▸ Directions for this task:
Which lines contain the word "Only"? Return each of them as written.

▸ Data rows:

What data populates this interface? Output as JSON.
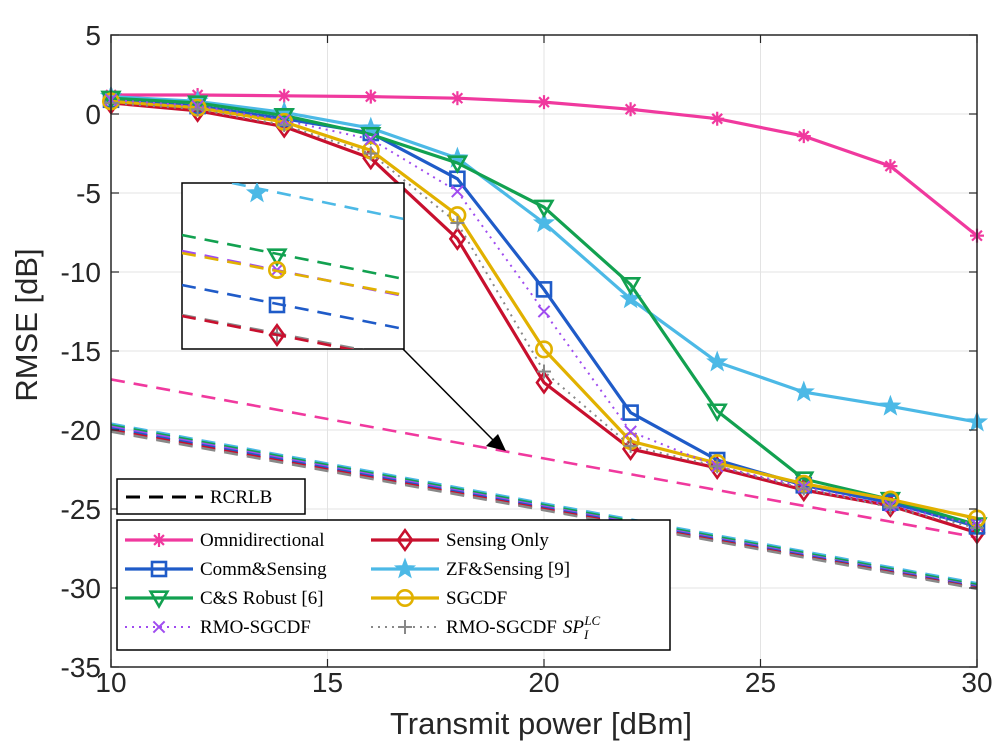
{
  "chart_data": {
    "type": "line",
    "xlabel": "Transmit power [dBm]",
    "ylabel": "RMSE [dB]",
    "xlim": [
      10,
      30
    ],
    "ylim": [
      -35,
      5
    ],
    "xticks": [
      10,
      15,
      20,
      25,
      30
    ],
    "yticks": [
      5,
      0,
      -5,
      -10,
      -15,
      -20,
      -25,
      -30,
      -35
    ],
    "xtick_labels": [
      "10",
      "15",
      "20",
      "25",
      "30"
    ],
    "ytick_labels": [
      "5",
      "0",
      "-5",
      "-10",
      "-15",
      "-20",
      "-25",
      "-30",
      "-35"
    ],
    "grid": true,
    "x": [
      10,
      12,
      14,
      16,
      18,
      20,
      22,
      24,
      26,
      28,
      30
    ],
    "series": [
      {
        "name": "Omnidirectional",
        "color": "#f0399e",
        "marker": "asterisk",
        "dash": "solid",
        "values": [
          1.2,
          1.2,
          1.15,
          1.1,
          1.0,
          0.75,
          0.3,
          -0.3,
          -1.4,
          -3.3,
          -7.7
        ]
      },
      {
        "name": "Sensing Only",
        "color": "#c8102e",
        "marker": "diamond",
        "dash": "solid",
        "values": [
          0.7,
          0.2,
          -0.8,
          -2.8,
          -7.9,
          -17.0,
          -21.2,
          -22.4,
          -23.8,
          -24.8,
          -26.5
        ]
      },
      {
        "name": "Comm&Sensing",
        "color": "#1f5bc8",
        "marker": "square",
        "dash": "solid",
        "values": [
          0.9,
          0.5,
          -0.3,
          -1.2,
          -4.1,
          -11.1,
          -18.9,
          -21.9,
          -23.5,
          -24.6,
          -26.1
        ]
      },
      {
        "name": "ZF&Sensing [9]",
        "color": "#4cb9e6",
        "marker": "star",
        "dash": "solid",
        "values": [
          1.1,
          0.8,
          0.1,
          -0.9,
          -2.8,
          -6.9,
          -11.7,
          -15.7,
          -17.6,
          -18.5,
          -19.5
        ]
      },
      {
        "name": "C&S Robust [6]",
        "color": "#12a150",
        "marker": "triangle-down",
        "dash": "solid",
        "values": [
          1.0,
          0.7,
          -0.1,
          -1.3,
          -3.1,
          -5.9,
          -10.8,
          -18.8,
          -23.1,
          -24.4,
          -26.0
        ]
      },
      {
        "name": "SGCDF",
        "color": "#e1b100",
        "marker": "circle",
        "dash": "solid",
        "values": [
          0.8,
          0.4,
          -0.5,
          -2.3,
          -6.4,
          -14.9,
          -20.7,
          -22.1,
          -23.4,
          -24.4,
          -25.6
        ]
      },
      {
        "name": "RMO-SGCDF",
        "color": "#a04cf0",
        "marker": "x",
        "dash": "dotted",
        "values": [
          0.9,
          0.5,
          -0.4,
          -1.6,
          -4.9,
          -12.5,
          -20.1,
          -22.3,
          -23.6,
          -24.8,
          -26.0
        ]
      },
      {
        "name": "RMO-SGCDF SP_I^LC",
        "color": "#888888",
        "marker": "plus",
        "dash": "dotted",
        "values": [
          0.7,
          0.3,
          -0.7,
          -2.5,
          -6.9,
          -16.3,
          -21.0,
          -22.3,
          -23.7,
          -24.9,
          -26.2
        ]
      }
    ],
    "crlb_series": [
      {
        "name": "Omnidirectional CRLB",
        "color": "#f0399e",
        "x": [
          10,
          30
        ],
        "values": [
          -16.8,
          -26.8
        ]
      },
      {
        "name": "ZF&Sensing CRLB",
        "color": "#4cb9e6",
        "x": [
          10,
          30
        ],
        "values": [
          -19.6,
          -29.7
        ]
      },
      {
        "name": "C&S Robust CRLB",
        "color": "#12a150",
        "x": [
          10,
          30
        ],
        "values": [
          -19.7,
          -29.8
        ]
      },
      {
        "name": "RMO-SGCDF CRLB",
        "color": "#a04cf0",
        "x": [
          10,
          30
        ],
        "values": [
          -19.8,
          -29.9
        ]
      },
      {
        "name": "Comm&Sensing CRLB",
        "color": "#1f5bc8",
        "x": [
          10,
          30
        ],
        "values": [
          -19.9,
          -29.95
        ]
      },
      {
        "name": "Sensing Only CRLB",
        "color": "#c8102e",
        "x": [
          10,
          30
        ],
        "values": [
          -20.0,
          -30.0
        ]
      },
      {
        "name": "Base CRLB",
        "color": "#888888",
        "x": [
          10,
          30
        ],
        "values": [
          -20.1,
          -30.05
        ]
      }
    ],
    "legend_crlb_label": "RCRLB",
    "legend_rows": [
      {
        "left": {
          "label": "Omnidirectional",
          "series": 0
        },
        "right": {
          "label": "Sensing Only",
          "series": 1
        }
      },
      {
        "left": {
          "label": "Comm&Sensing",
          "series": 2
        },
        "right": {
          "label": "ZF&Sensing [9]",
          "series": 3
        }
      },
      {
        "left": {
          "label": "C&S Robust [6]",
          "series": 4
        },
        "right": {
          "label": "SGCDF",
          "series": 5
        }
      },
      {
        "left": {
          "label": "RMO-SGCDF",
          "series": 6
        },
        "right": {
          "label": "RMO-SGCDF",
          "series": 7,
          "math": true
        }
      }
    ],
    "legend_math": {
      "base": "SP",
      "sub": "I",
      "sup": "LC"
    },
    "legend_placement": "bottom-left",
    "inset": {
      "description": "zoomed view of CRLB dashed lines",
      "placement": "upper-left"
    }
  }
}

▸ Answer for the task:
        "name": "Sensing Only",
        "name": "Sensing Only CRLB",
          "label": "Sensing Only",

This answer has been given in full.